### [Task details]
Find the word "content" in the records below. List each line containing it.

▼▼▼

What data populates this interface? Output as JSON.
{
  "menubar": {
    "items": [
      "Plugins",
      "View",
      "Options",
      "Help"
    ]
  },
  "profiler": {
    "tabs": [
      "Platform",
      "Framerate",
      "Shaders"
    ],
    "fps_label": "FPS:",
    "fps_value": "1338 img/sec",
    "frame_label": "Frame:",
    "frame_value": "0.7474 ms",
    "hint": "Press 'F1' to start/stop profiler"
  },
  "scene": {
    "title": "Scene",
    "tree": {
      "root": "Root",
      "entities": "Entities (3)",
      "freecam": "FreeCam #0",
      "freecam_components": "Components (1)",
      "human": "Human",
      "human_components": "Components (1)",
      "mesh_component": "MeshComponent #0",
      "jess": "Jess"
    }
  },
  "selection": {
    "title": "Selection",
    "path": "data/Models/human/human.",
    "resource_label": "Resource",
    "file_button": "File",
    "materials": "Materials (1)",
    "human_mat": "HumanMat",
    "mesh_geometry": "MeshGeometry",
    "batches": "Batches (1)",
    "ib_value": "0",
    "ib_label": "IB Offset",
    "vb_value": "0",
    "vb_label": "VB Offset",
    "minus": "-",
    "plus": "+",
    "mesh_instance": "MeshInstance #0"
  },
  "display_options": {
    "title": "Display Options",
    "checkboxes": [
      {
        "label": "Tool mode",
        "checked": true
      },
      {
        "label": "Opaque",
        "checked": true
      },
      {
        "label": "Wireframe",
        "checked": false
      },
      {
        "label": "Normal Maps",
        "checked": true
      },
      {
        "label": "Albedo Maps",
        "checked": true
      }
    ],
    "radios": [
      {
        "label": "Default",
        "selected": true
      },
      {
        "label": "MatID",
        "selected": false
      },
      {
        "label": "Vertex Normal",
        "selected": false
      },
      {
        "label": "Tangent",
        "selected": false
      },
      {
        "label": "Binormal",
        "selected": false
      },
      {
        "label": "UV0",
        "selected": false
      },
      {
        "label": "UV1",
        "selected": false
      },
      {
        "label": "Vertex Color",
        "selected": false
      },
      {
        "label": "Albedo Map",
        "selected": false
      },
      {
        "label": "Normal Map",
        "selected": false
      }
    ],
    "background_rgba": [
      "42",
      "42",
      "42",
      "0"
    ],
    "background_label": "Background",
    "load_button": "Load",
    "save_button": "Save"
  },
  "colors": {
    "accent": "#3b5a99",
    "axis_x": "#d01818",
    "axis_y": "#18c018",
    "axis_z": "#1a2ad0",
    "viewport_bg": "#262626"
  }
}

▲▲▲
▼▼▼

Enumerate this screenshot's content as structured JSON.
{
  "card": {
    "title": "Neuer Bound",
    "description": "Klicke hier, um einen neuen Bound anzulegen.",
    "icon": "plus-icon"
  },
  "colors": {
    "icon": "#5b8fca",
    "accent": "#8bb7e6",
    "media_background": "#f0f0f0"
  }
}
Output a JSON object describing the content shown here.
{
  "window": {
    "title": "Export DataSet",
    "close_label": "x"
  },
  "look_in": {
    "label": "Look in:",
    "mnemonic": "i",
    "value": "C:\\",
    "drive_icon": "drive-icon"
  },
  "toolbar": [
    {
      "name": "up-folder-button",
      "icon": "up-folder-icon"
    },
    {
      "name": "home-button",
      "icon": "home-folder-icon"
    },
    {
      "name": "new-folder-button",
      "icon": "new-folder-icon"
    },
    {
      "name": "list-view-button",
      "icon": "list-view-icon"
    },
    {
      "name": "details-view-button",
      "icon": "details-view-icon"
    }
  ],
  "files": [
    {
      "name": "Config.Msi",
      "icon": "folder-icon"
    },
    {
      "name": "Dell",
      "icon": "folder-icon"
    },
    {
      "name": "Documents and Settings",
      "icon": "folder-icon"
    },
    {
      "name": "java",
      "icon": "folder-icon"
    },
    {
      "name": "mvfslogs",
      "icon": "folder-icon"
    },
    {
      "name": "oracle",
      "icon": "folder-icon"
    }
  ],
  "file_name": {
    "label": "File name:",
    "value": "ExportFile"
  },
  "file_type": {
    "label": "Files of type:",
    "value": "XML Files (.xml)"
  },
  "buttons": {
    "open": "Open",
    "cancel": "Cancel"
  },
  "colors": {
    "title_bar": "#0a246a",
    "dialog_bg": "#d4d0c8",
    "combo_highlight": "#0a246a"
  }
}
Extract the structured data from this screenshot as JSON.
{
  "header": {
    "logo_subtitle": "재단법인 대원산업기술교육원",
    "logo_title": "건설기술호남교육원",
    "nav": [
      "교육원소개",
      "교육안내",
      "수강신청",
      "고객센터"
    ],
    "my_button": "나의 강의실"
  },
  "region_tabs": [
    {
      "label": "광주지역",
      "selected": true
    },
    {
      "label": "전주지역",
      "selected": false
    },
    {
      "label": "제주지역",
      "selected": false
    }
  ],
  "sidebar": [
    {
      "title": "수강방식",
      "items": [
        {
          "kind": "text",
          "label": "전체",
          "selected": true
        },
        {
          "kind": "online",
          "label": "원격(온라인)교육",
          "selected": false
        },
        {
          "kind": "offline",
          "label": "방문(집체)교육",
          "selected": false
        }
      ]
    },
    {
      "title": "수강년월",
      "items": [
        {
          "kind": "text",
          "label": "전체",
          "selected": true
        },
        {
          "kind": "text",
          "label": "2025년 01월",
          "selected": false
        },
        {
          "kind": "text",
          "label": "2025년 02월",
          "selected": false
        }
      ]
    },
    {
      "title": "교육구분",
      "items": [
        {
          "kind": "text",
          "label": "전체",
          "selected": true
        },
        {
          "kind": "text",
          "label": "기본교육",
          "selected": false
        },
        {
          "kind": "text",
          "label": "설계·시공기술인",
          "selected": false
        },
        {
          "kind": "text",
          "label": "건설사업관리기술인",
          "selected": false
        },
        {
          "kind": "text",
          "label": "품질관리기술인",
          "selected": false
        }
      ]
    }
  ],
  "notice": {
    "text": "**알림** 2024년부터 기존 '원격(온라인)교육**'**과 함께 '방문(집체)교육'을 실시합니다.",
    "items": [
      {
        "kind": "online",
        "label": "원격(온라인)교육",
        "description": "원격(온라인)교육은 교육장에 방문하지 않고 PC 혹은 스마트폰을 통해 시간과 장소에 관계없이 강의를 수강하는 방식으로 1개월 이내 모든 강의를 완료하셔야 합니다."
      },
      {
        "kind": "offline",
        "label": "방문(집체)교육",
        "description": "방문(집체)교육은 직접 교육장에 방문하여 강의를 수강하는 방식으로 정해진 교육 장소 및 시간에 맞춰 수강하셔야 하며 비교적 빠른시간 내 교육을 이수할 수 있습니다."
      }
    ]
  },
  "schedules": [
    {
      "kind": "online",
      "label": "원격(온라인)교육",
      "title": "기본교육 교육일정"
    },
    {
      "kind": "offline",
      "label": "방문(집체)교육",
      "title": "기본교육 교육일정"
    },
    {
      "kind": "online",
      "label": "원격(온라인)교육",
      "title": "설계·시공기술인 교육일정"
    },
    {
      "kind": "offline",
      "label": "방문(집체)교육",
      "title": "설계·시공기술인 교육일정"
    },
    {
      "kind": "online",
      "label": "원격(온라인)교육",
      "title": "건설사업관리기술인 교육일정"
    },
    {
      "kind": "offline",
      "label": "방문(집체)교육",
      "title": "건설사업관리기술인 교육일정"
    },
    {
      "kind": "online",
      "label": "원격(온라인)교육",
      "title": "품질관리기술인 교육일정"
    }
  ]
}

▲▲▲

### [Output]
Enumerate this screenshot's content as structured JSON.
Output a JSON object describing the content shown here.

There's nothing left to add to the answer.